◆ Given instruction ◆
Write out the material again word for word, dropping any images it holds.

==================================================

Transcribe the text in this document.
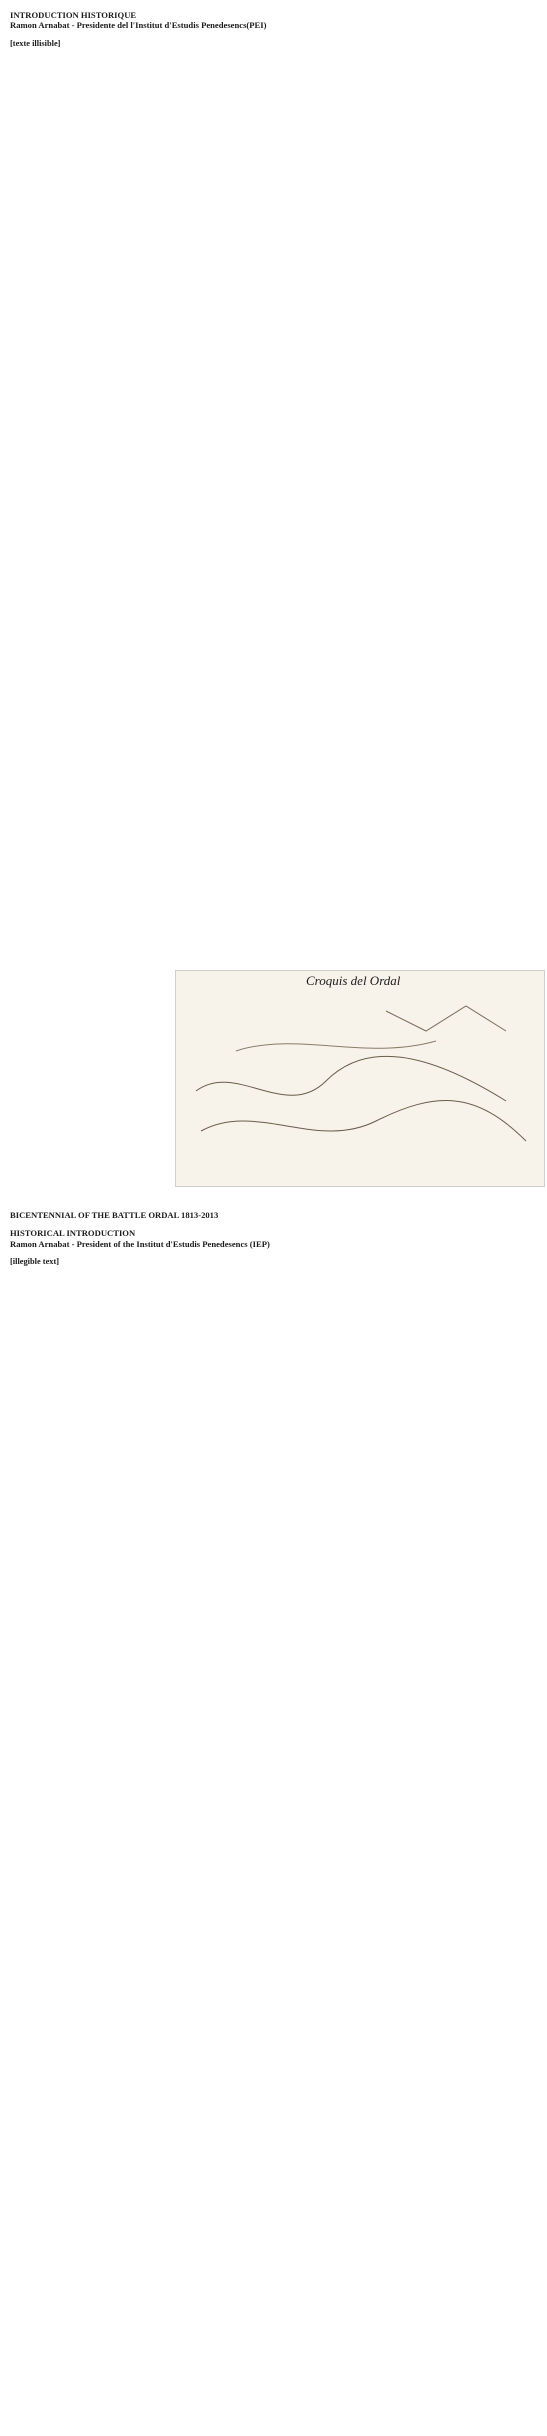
INTRODUCTION HISTORIQUE

Ramon Arnabat - Presidente del l'Institut d'Estudis Penedesencs(PEI)

[texte illisible]

Croquis del Ordal

BICENTENNIAL OF THE BATTLE ORDAL 1813-2013

HISTORICAL INTRODUCTION

Ramon Arnabat - President of the Institut d'Estudis Penedesencs (IEP)

[illegible text]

==================================================

◆ Worked answer ◆
Transcribe the text in this document.
INTRODUCTION HISTORIQUE

Ramon Arnabat - Presidente del l'Institut d'Estudis Penedesencs(PEI)

[texte illisible]

Croquis del Ordal

BICENTENNIAL OF THE BATTLE ORDAL 1813-2013

HISTORICAL INTRODUCTION

Ramon Arnabat - President of the Institut d'Estudis Penedesencs (IEP)

[illegible text]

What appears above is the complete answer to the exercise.